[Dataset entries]
'''

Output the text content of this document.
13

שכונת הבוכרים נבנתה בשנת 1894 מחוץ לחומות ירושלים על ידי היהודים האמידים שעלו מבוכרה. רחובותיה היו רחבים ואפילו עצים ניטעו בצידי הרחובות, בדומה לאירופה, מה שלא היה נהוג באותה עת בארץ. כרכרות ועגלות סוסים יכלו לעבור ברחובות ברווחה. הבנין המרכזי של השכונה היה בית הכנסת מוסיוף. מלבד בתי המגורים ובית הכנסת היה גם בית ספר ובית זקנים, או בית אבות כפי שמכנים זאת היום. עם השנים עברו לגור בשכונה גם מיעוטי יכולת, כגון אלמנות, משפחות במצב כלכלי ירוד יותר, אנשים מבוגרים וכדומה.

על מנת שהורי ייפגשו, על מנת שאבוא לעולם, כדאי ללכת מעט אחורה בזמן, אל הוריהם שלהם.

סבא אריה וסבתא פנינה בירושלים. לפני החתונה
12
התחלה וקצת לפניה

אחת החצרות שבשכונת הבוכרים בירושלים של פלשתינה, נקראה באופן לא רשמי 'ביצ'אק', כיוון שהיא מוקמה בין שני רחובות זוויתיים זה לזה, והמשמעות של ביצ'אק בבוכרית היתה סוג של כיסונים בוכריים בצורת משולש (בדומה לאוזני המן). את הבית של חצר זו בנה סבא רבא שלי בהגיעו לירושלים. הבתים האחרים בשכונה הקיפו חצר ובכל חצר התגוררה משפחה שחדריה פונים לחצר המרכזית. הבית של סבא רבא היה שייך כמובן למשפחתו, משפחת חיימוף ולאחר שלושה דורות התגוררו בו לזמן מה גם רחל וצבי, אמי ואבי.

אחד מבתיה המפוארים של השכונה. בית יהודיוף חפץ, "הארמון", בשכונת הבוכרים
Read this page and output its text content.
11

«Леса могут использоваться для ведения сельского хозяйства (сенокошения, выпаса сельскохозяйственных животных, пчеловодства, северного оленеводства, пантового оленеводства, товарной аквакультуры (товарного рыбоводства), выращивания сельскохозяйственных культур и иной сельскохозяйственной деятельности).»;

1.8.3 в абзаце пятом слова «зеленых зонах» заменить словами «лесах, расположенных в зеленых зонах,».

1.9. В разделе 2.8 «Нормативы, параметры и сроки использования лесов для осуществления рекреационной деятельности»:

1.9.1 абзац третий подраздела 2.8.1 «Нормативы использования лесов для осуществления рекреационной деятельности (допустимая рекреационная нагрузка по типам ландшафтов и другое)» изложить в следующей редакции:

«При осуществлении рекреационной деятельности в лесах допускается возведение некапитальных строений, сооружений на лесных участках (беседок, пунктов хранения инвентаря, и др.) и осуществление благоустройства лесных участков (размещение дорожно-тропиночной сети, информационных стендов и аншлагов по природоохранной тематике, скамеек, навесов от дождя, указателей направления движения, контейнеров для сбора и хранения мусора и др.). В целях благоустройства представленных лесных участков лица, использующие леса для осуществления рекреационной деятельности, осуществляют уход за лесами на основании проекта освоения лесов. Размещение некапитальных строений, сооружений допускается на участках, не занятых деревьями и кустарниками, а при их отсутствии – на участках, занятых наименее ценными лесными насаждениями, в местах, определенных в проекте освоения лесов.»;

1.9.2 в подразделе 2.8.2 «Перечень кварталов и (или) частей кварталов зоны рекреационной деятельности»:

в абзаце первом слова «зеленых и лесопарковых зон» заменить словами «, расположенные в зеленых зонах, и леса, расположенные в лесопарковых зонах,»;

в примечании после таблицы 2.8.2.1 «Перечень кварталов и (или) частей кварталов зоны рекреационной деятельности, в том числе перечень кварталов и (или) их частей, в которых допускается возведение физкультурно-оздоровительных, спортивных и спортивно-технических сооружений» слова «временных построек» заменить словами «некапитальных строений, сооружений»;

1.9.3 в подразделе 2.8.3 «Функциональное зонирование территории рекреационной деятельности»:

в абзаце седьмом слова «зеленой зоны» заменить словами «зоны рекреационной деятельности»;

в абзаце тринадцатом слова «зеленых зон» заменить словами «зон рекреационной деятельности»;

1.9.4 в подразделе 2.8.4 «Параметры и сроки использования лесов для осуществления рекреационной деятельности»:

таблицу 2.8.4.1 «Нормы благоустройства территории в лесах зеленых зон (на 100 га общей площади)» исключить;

'''

→ **Exercise goal**:
Print all of the entries exactly as they appear.

→ **Expected answer**:
Output the text content of this document.
13

שכונת הבוכרים נבנתה בשנת 1894 מחוץ לחומות ירושלים על ידי היהודים האמידים שעלו מבוכרה. רחובותיה היו רחבים ואפילו עצים ניטעו בצידי הרחובות, בדומה לאירופה, מה שלא היה נהוג באותה עת בארץ. כרכרות ועגלות סוסים יכלו לעבור ברחובות ברווחה. הבנין המרכזי של השכונה היה בית הכנסת מוסיוף. מלבד בתי המגורים ובית הכנסת היה גם בית ספר ובית זקנים, או בית אבות כפי שמכנים זאת היום. עם השנים עברו לגור בשכונה גם מיעוטי יכולת, כגון אלמנות, משפחות במצב כלכלי ירוד יותר, אנשים מבוגרים וכדומה.

על מנת שהורי ייפגשו, על מנת שאבוא לעולם, כדאי ללכת מעט אחורה בזמן, אל הוריהם שלהם.

סבא אריה וסבתא פנינה בירושלים. לפני החתונה
12
התחלה וקצת לפניה

אחת החצרות שבשכונת הבוכרים בירושלים של פלשתינה, נקראה באופן לא רשמי 'ביצ'אק', כיוון שהיא מוקמה בין שני רחובות זוויתיים זה לזה, והמשמעות של ביצ'אק בבוכרית היתה סוג של כיסונים בוכריים בצורת משולש (בדומה לאוזני המן). את הבית של חצר זו בנה סבא רבא שלי בהגיעו לירושלים. הבתים האחרים בשכונה הקיפו חצר ובכל חצר התגוררה משפחה שחדריה פונים לחצר המרכזית. הבית של סבא רבא היה שייך כמובן למשפחתו, משפחת חיימוף ולאחר שלושה דורות התגוררו בו לזמן מה גם רחל וצבי, אמי ואבי.

אחד מבתיה המפוארים של השכונה. בית יהודיוף חפץ, "הארמון", בשכונת הבוכרים
Read this page and output its text content.
11

«Леса могут использоваться для ведения сельского хозяйства (сенокошения, выпаса сельскохозяйственных животных, пчеловодства, северного оленеводства, пантового оленеводства, товарной аквакультуры (товарного рыбоводства), выращивания сельскохозяйственных культур и иной сельскохозяйственной деятельности).»;

1.8.3 в абзаце пятом слова «зеленых зонах» заменить словами «лесах, расположенных в зеленых зонах,».

1.9. В разделе 2.8 «Нормативы, параметры и сроки использования лесов для осуществления рекреационной деятельности»:

1.9.1 абзац третий подраздела 2.8.1 «Нормативы использования лесов для осуществления рекреационной деятельности (допустимая рекреационная нагрузка по типам ландшафтов и другое)» изложить в следующей редакции:

«При осуществлении рекреационной деятельности в лесах допускается возведение некапитальных строений, сооружений на лесных участках (беседок, пунктов хранения инвентаря, и др.) и осуществление благоустройства лесных участков (размещение дорожно-тропиночной сети, информационных стендов и аншлагов по природоохранной тематике, скамеек, навесов от дождя, указателей направления движения, контейнеров для сбора и хранения мусора и др.). В целях благоустройства представленных лесных участков лица, использующие леса для осуществления рекреационной деятельности, осуществляют уход за лесами на основании проекта освоения лесов. Размещение некапитальных строений, сооружений допускается на участках, не занятых деревьями и кустарниками, а при их отсутствии – на участках, занятых наименее ценными лесными насаждениями, в местах, определенных в проекте освоения лесов.»;

1.9.2 в подразделе 2.8.2 «Перечень кварталов и (или) частей кварталов зоны рекреационной деятельности»:

в абзаце первом слова «зеленых и лесопарковых зон» заменить словами «, расположенные в зеленых зонах, и леса, расположенные в лесопарковых зонах,»;

в примечании после таблицы 2.8.2.1 «Перечень кварталов и (или) частей кварталов зоны рекреационной деятельности, в том числе перечень кварталов и (или) их частей, в которых допускается возведение физкультурно-оздоровительных, спортивных и спортивно-технических сооружений» слова «временных построек» заменить словами «некапитальных строений, сооружений»;

1.9.3 в подразделе 2.8.3 «Функциональное зонирование территории рекреационной деятельности»:

в абзаце седьмом слова «зеленой зоны» заменить словами «зоны рекреационной деятельности»;

в абзаце тринадцатом слова «зеленых зон» заменить словами «зон рекреационной деятельности»;

1.9.4 в подразделе 2.8.4 «Параметры и сроки использования лесов для осуществления рекреационной деятельности»:

таблицу 2.8.4.1 «Нормы благоустройства территории в лесах зеленых зон (на 100 га общей площади)» исключить;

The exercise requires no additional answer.